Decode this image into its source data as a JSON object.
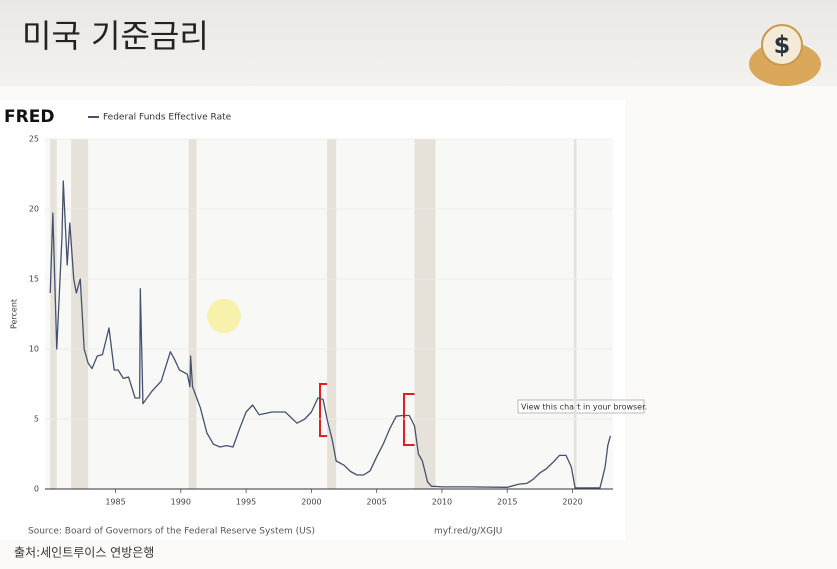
{
  "slide": {
    "title": "미국 기준금리",
    "caption": "출처:세인트루이스 연방은행"
  },
  "chart_data": {
    "type": "line",
    "logo": "FRED",
    "ylabel": "Percent",
    "source": "Source: Board of Governors of the Federal Reserve System (US)",
    "link": "myf.red/g/XGJU",
    "tooltip": "View this chart in your browser.",
    "xlim": [
      1979.6,
      2023.1
    ],
    "xticks": [
      1985,
      1990,
      1995,
      2000,
      2005,
      2010,
      2015,
      2020
    ],
    "ylim": [
      0,
      25
    ],
    "yticks": [
      0,
      5,
      10,
      15,
      20,
      25
    ],
    "grid": true,
    "recessions": [
      [
        1980.0,
        1980.5
      ],
      [
        1981.6,
        1982.9
      ],
      [
        1990.6,
        1991.2
      ],
      [
        2001.2,
        2001.9
      ],
      [
        2007.9,
        2009.5
      ],
      [
        2020.1,
        2020.3
      ]
    ],
    "x": [
      1980.0,
      1980.2,
      1980.5,
      1980.9,
      1981.0,
      1981.3,
      1981.5,
      1981.8,
      1982.0,
      1982.3,
      1982.6,
      1982.9,
      1983.2,
      1983.6,
      1984.0,
      1984.5,
      1984.9,
      1985.2,
      1985.6,
      1986.0,
      1986.5,
      1986.85,
      1986.9,
      1987.1,
      1987.8,
      1988.5,
      1989.2,
      1989.5,
      1989.9,
      1990.5,
      1990.7,
      1990.75,
      1990.9,
      1991.5,
      1992.0,
      1992.5,
      1993.0,
      1993.5,
      1994.0,
      1994.5,
      1995.0,
      1995.5,
      1996.0,
      1997.0,
      1998.0,
      1998.9,
      1999.5,
      2000.0,
      2000.5,
      2000.9,
      2001.2,
      2001.6,
      2001.9,
      2002.5,
      2003.0,
      2003.5,
      2004.0,
      2004.5,
      2005.0,
      2005.5,
      2006.0,
      2006.5,
      2007.0,
      2007.5,
      2007.9,
      2008.2,
      2008.5,
      2008.9,
      2009.2,
      2010.0,
      2012.0,
      2015.0,
      2015.9,
      2016.5,
      2017.0,
      2017.5,
      2018.0,
      2018.5,
      2019.0,
      2019.5,
      2019.9,
      2020.2,
      2021.0,
      2022.1,
      2022.3,
      2022.5,
      2022.7,
      2022.9
    ],
    "series": [
      {
        "name": "Federal Funds Effective Rate",
        "color": "#44526e",
        "values": [
          14,
          19.7,
          10,
          18,
          22,
          16,
          19,
          15,
          14,
          15,
          10,
          9,
          8.6,
          9.5,
          9.6,
          11.5,
          8.5,
          8.5,
          7.9,
          8,
          6.5,
          6.5,
          14.3,
          6.1,
          7,
          7.7,
          9.8,
          9.3,
          8.5,
          8.2,
          7.3,
          9.5,
          7.3,
          5.8,
          4,
          3.2,
          3,
          3.1,
          3,
          4.3,
          5.5,
          6,
          5.3,
          5.5,
          5.5,
          4.7,
          5,
          5.5,
          6.5,
          6.4,
          5,
          3.5,
          2,
          1.7,
          1.25,
          1,
          1,
          1.3,
          2.3,
          3.2,
          4.3,
          5.2,
          5.25,
          5.25,
          4.5,
          2.5,
          2,
          0.5,
          0.2,
          0.15,
          0.15,
          0.12,
          0.35,
          0.4,
          0.7,
          1.15,
          1.45,
          1.9,
          2.4,
          2.4,
          1.6,
          0.08,
          0.08,
          0.08,
          0.8,
          1.6,
          3.1,
          3.8
        ]
      }
    ]
  }
}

- DESCRIPTION OF THE TASK
Extract the full listing exactly, with the pictures left out.

- SOLUTION
Decode this image into its source data as a JSON object.
{
  "slide": {
    "title": "미국 기준금리",
    "caption": "출처:세인트루이스 연방은행"
  },
  "chart_data": {
    "type": "line",
    "logo": "FRED",
    "ylabel": "Percent",
    "source": "Source: Board of Governors of the Federal Reserve System (US)",
    "link": "myf.red/g/XGJU",
    "tooltip": "View this chart in your browser.",
    "xlim": [
      1979.6,
      2023.1
    ],
    "xticks": [
      1985,
      1990,
      1995,
      2000,
      2005,
      2010,
      2015,
      2020
    ],
    "ylim": [
      0,
      25
    ],
    "yticks": [
      0,
      5,
      10,
      15,
      20,
      25
    ],
    "grid": true,
    "recessions": [
      [
        1980.0,
        1980.5
      ],
      [
        1981.6,
        1982.9
      ],
      [
        1990.6,
        1991.2
      ],
      [
        2001.2,
        2001.9
      ],
      [
        2007.9,
        2009.5
      ],
      [
        2020.1,
        2020.3
      ]
    ],
    "x": [
      1980.0,
      1980.2,
      1980.5,
      1980.9,
      1981.0,
      1981.3,
      1981.5,
      1981.8,
      1982.0,
      1982.3,
      1982.6,
      1982.9,
      1983.2,
      1983.6,
      1984.0,
      1984.5,
      1984.9,
      1985.2,
      1985.6,
      1986.0,
      1986.5,
      1986.85,
      1986.9,
      1987.1,
      1987.8,
      1988.5,
      1989.2,
      1989.5,
      1989.9,
      1990.5,
      1990.7,
      1990.75,
      1990.9,
      1991.5,
      1992.0,
      1992.5,
      1993.0,
      1993.5,
      1994.0,
      1994.5,
      1995.0,
      1995.5,
      1996.0,
      1997.0,
      1998.0,
      1998.9,
      1999.5,
      2000.0,
      2000.5,
      2000.9,
      2001.2,
      2001.6,
      2001.9,
      2002.5,
      2003.0,
      2003.5,
      2004.0,
      2004.5,
      2005.0,
      2005.5,
      2006.0,
      2006.5,
      2007.0,
      2007.5,
      2007.9,
      2008.2,
      2008.5,
      2008.9,
      2009.2,
      2010.0,
      2012.0,
      2015.0,
      2015.9,
      2016.5,
      2017.0,
      2017.5,
      2018.0,
      2018.5,
      2019.0,
      2019.5,
      2019.9,
      2020.2,
      2021.0,
      2022.1,
      2022.3,
      2022.5,
      2022.7,
      2022.9
    ],
    "series": [
      {
        "name": "Federal Funds Effective Rate",
        "color": "#44526e",
        "values": [
          14,
          19.7,
          10,
          18,
          22,
          16,
          19,
          15,
          14,
          15,
          10,
          9,
          8.6,
          9.5,
          9.6,
          11.5,
          8.5,
          8.5,
          7.9,
          8,
          6.5,
          6.5,
          14.3,
          6.1,
          7,
          7.7,
          9.8,
          9.3,
          8.5,
          8.2,
          7.3,
          9.5,
          7.3,
          5.8,
          4,
          3.2,
          3,
          3.1,
          3,
          4.3,
          5.5,
          6,
          5.3,
          5.5,
          5.5,
          4.7,
          5,
          5.5,
          6.5,
          6.4,
          5,
          3.5,
          2,
          1.7,
          1.25,
          1,
          1,
          1.3,
          2.3,
          3.2,
          4.3,
          5.2,
          5.25,
          5.25,
          4.5,
          2.5,
          2,
          0.5,
          0.2,
          0.15,
          0.15,
          0.12,
          0.35,
          0.4,
          0.7,
          1.15,
          1.45,
          1.9,
          2.4,
          2.4,
          1.6,
          0.08,
          0.08,
          0.08,
          0.8,
          1.6,
          3.1,
          3.8
        ]
      }
    ]
  }
}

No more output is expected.